Can you print every record below exactly as written?

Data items
+-------+
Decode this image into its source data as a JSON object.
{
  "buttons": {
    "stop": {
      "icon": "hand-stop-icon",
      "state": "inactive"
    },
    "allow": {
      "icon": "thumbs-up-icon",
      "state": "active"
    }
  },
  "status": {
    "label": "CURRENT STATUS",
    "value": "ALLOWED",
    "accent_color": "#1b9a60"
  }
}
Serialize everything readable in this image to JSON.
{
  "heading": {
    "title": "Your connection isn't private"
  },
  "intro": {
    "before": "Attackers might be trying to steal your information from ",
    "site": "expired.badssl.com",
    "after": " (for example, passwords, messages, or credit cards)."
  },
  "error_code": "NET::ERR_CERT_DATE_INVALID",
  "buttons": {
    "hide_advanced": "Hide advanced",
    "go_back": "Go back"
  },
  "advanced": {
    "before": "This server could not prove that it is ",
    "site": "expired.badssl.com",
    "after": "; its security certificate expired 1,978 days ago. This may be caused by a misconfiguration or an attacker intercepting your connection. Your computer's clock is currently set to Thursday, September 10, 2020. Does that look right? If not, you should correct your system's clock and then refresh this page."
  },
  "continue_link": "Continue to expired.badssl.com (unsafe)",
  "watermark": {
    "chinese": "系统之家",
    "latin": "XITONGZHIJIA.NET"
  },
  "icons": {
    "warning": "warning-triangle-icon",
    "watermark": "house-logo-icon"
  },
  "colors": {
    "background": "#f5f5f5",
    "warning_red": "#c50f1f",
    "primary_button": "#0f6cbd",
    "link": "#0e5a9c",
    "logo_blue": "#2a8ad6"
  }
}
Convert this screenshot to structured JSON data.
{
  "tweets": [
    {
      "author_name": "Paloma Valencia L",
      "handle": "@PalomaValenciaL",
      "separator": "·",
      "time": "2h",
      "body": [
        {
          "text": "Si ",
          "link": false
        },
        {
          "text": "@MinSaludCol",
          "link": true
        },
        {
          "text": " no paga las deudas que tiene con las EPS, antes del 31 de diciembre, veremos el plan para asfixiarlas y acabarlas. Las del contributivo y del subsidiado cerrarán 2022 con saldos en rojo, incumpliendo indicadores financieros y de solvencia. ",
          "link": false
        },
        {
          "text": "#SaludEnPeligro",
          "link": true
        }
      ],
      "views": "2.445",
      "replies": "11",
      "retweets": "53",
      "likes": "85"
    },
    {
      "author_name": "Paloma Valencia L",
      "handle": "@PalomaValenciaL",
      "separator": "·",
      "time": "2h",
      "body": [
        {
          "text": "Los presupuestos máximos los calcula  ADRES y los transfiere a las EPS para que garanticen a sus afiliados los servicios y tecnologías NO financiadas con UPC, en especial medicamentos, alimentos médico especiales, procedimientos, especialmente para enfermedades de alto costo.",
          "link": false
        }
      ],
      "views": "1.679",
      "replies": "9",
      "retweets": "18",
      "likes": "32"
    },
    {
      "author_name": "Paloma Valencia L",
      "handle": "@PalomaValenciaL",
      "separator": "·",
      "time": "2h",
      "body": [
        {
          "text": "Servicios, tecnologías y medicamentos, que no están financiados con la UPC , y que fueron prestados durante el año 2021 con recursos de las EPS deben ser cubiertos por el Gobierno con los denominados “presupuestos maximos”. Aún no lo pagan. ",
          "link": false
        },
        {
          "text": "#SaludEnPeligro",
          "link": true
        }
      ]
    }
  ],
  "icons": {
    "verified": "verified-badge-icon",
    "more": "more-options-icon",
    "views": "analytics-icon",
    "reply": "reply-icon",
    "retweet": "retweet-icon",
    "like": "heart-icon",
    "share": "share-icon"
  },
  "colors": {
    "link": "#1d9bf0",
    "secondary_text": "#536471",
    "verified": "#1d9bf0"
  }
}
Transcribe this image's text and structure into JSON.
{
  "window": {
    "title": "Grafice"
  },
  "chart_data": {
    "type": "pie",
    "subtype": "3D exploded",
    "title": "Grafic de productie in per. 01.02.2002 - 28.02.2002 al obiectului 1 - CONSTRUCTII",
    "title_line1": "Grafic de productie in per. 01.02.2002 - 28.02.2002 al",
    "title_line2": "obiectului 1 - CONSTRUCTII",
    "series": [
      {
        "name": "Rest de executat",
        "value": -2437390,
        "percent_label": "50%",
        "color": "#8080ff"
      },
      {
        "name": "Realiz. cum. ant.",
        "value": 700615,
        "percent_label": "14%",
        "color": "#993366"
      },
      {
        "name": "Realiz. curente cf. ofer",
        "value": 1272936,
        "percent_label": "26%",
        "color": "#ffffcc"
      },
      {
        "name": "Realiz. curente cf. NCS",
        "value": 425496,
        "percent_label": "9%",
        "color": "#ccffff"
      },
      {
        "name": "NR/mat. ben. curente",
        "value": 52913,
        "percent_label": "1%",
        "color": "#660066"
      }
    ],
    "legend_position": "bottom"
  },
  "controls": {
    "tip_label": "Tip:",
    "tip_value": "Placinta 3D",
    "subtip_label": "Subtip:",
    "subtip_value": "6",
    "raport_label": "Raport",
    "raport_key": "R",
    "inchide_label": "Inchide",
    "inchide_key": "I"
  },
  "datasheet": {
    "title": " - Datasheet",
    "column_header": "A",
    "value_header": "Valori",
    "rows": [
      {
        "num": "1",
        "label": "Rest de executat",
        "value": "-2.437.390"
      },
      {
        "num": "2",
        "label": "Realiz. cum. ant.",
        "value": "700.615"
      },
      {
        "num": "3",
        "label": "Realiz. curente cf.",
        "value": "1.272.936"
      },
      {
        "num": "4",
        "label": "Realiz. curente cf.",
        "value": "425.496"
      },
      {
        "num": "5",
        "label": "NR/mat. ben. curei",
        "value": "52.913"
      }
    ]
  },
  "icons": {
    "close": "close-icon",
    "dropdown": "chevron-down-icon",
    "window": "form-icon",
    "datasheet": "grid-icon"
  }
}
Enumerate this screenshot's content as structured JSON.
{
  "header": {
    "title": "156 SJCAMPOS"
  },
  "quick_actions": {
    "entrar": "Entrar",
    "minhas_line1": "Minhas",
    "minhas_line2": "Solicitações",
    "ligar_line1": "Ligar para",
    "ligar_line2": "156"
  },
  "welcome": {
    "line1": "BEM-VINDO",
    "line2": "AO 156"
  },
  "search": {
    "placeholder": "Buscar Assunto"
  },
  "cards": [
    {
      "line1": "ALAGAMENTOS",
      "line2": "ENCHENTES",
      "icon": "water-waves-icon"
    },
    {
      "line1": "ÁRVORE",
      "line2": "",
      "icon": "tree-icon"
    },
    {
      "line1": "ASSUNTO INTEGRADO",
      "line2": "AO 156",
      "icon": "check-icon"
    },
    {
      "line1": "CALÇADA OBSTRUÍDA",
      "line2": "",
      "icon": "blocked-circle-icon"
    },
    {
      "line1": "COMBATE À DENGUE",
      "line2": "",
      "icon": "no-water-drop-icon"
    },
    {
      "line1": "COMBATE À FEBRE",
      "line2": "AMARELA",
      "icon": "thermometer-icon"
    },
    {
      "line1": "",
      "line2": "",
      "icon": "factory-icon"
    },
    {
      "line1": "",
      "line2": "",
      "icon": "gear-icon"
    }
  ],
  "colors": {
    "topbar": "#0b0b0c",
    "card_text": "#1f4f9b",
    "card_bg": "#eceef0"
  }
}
+-------+
[The answer]
Decode this image into its source data as a JSON object.
{
  "buttons": {
    "stop": {
      "icon": "hand-stop-icon",
      "state": "inactive"
    },
    "allow": {
      "icon": "thumbs-up-icon",
      "state": "active"
    }
  },
  "status": {
    "label": "CURRENT STATUS",
    "value": "ALLOWED",
    "accent_color": "#1b9a60"
  }
}
Serialize everything readable in this image to JSON.
{
  "heading": {
    "title": "Your connection isn't private"
  },
  "intro": {
    "before": "Attackers might be trying to steal your information from ",
    "site": "expired.badssl.com",
    "after": " (for example, passwords, messages, or credit cards)."
  },
  "error_code": "NET::ERR_CERT_DATE_INVALID",
  "buttons": {
    "hide_advanced": "Hide advanced",
    "go_back": "Go back"
  },
  "advanced": {
    "before": "This server could not prove that it is ",
    "site": "expired.badssl.com",
    "after": "; its security certificate expired 1,978 days ago. This may be caused by a misconfiguration or an attacker intercepting your connection. Your computer's clock is currently set to Thursday, September 10, 2020. Does that look right? If not, you should correct your system's clock and then refresh this page."
  },
  "continue_link": "Continue to expired.badssl.com (unsafe)",
  "watermark": {
    "chinese": "系统之家",
    "latin": "XITONGZHIJIA.NET"
  },
  "icons": {
    "warning": "warning-triangle-icon",
    "watermark": "house-logo-icon"
  },
  "colors": {
    "background": "#f5f5f5",
    "warning_red": "#c50f1f",
    "primary_button": "#0f6cbd",
    "link": "#0e5a9c",
    "logo_blue": "#2a8ad6"
  }
}
Convert this screenshot to structured JSON data.
{
  "tweets": [
    {
      "author_name": "Paloma Valencia L",
      "handle": "@PalomaValenciaL",
      "separator": "·",
      "time": "2h",
      "body": [
        {
          "text": "Si ",
          "link": false
        },
        {
          "text": "@MinSaludCol",
          "link": true
        },
        {
          "text": " no paga las deudas que tiene con las EPS, antes del 31 de diciembre, veremos el plan para asfixiarlas y acabarlas. Las del contributivo y del subsidiado cerrarán 2022 con saldos en rojo, incumpliendo indicadores financieros y de solvencia. ",
          "link": false
        },
        {
          "text": "#SaludEnPeligro",
          "link": true
        }
      ],
      "views": "2.445",
      "replies": "11",
      "retweets": "53",
      "likes": "85"
    },
    {
      "author_name": "Paloma Valencia L",
      "handle": "@PalomaValenciaL",
      "separator": "·",
      "time": "2h",
      "body": [
        {
          "text": "Los presupuestos máximos los calcula  ADRES y los transfiere a las EPS para que garanticen a sus afiliados los servicios y tecnologías NO financiadas con UPC, en especial medicamentos, alimentos médico especiales, procedimientos, especialmente para enfermedades de alto costo.",
          "link": false
        }
      ],
      "views": "1.679",
      "replies": "9",
      "retweets": "18",
      "likes": "32"
    },
    {
      "author_name": "Paloma Valencia L",
      "handle": "@PalomaValenciaL",
      "separator": "·",
      "time": "2h",
      "body": [
        {
          "text": "Servicios, tecnologías y medicamentos, que no están financiados con la UPC , y que fueron prestados durante el año 2021 con recursos de las EPS deben ser cubiertos por el Gobierno con los denominados “presupuestos maximos”. Aún no lo pagan. ",
          "link": false
        },
        {
          "text": "#SaludEnPeligro",
          "link": true
        }
      ]
    }
  ],
  "icons": {
    "verified": "verified-badge-icon",
    "more": "more-options-icon",
    "views": "analytics-icon",
    "reply": "reply-icon",
    "retweet": "retweet-icon",
    "like": "heart-icon",
    "share": "share-icon"
  },
  "colors": {
    "link": "#1d9bf0",
    "secondary_text": "#536471",
    "verified": "#1d9bf0"
  }
}
Transcribe this image's text and structure into JSON.
{
  "window": {
    "title": "Grafice"
  },
  "chart_data": {
    "type": "pie",
    "subtype": "3D exploded",
    "title": "Grafic de productie in per. 01.02.2002 - 28.02.2002 al obiectului 1 - CONSTRUCTII",
    "title_line1": "Grafic de productie in per. 01.02.2002 - 28.02.2002 al",
    "title_line2": "obiectului 1 - CONSTRUCTII",
    "series": [
      {
        "name": "Rest de executat",
        "value": -2437390,
        "percent_label": "50%",
        "color": "#8080ff"
      },
      {
        "name": "Realiz. cum. ant.",
        "value": 700615,
        "percent_label": "14%",
        "color": "#993366"
      },
      {
        "name": "Realiz. curente cf. ofer",
        "value": 1272936,
        "percent_label": "26%",
        "color": "#ffffcc"
      },
      {
        "name": "Realiz. curente cf. NCS",
        "value": 425496,
        "percent_label": "9%",
        "color": "#ccffff"
      },
      {
        "name": "NR/mat. ben. curente",
        "value": 52913,
        "percent_label": "1%",
        "color": "#660066"
      }
    ],
    "legend_position": "bottom"
  },
  "controls": {
    "tip_label": "Tip:",
    "tip_value": "Placinta 3D",
    "subtip_label": "Subtip:",
    "subtip_value": "6",
    "raport_label": "Raport",
    "raport_key": "R",
    "inchide_label": "Inchide",
    "inchide_key": "I"
  },
  "datasheet": {
    "title": " - Datasheet",
    "column_header": "A",
    "value_header": "Valori",
    "rows": [
      {
        "num": "1",
        "label": "Rest de executat",
        "value": "-2.437.390"
      },
      {
        "num": "2",
        "label": "Realiz. cum. ant.",
        "value": "700.615"
      },
      {
        "num": "3",
        "label": "Realiz. curente cf.",
        "value": "1.272.936"
      },
      {
        "num": "4",
        "label": "Realiz. curente cf.",
        "value": "425.496"
      },
      {
        "num": "5",
        "label": "NR/mat. ben. curei",
        "value": "52.913"
      }
    ]
  },
  "icons": {
    "close": "close-icon",
    "dropdown": "chevron-down-icon",
    "window": "form-icon",
    "datasheet": "grid-icon"
  }
}
Enumerate this screenshot's content as structured JSON.
{
  "header": {
    "title": "156 SJCAMPOS"
  },
  "quick_actions": {
    "entrar": "Entrar",
    "minhas_line1": "Minhas",
    "minhas_line2": "Solicitações",
    "ligar_line1": "Ligar para",
    "ligar_line2": "156"
  },
  "welcome": {
    "line1": "BEM-VINDO",
    "line2": "AO 156"
  },
  "search": {
    "placeholder": "Buscar Assunto"
  },
  "cards": [
    {
      "line1": "ALAGAMENTOS",
      "line2": "ENCHENTES",
      "icon": "water-waves-icon"
    },
    {
      "line1": "ÁRVORE",
      "line2": "",
      "icon": "tree-icon"
    },
    {
      "line1": "ASSUNTO INTEGRADO",
      "line2": "AO 156",
      "icon": "check-icon"
    },
    {
      "line1": "CALÇADA OBSTRUÍDA",
      "line2": "",
      "icon": "blocked-circle-icon"
    },
    {
      "line1": "COMBATE À DENGUE",
      "line2": "",
      "icon": "no-water-drop-icon"
    },
    {
      "line1": "COMBATE À FEBRE",
      "line2": "AMARELA",
      "icon": "thermometer-icon"
    },
    {
      "line1": "",
      "line2": "",
      "icon": "factory-icon"
    },
    {
      "line1": "",
      "line2": "",
      "icon": "gear-icon"
    }
  ],
  "colors": {
    "topbar": "#0b0b0c",
    "card_text": "#1f4f9b",
    "card_bg": "#eceef0"
  }
}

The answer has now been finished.